What the task requires - All entries are to be given again verbatim.

Extracted material -
···
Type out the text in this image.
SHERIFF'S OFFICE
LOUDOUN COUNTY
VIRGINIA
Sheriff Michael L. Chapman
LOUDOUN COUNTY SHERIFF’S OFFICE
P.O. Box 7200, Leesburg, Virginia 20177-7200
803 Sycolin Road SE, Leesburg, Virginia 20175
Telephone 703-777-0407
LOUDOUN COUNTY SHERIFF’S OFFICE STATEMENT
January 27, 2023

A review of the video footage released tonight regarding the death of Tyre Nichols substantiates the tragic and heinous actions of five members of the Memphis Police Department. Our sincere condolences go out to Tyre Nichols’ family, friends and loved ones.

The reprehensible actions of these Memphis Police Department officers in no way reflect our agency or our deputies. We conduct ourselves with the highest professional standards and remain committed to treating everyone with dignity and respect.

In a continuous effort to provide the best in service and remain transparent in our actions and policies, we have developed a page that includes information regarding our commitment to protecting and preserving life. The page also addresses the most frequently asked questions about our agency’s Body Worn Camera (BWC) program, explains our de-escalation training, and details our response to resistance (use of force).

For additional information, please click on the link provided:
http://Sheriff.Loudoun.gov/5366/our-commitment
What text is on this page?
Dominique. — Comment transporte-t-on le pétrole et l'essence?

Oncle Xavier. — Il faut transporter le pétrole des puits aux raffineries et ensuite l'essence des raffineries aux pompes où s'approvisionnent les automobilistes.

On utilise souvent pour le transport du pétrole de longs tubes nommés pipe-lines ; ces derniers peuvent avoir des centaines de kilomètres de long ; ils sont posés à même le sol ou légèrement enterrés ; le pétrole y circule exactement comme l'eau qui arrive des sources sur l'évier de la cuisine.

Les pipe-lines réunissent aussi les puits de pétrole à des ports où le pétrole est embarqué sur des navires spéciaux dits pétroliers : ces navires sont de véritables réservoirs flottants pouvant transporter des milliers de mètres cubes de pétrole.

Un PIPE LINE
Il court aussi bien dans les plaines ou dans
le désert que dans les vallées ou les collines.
···
Complete answer -
Type out the text in this image.
SHERIFF'S OFFICE
LOUDOUN COUNTY
VIRGINIA
Sheriff Michael L. Chapman
LOUDOUN COUNTY SHERIFF’S OFFICE
P.O. Box 7200, Leesburg, Virginia 20177-7200
803 Sycolin Road SE, Leesburg, Virginia 20175
Telephone 703-777-0407
LOUDOUN COUNTY SHERIFF’S OFFICE STATEMENT
January 27, 2023

A review of the video footage released tonight regarding the death of Tyre Nichols substantiates the tragic and heinous actions of five members of the Memphis Police Department. Our sincere condolences go out to Tyre Nichols’ family, friends and loved ones.

The reprehensible actions of these Memphis Police Department officers in no way reflect our agency or our deputies. We conduct ourselves with the highest professional standards and remain committed to treating everyone with dignity and respect.

In a continuous effort to provide the best in service and remain transparent in our actions and policies, we have developed a page that includes information regarding our commitment to protecting and preserving life. The page also addresses the most frequently asked questions about our agency’s Body Worn Camera (BWC) program, explains our de-escalation training, and details our response to resistance (use of force).

For additional information, please click on the link provided:
http://Sheriff.Loudoun.gov/5366/our-commitment
What text is on this page?
Dominique. — Comment transporte-t-on le pétrole et l'essence?

Oncle Xavier. — Il faut transporter le pétrole des puits aux raffineries et ensuite l'essence des raffineries aux pompes où s'approvisionnent les automobilistes.

On utilise souvent pour le transport du pétrole de longs tubes nommés pipe-lines ; ces derniers peuvent avoir des centaines de kilomètres de long ; ils sont posés à même le sol ou légèrement enterrés ; le pétrole y circule exactement comme l'eau qui arrive des sources sur l'évier de la cuisine.

Les pipe-lines réunissent aussi les puits de pétrole à des ports où le pétrole est embarqué sur des navires spéciaux dits pétroliers : ces navires sont de véritables réservoirs flottants pouvant transporter des milliers de mètres cubes de pétrole.

Un PIPE LINE
Il court aussi bien dans les plaines ou dans
le désert que dans les vallées ou les collines.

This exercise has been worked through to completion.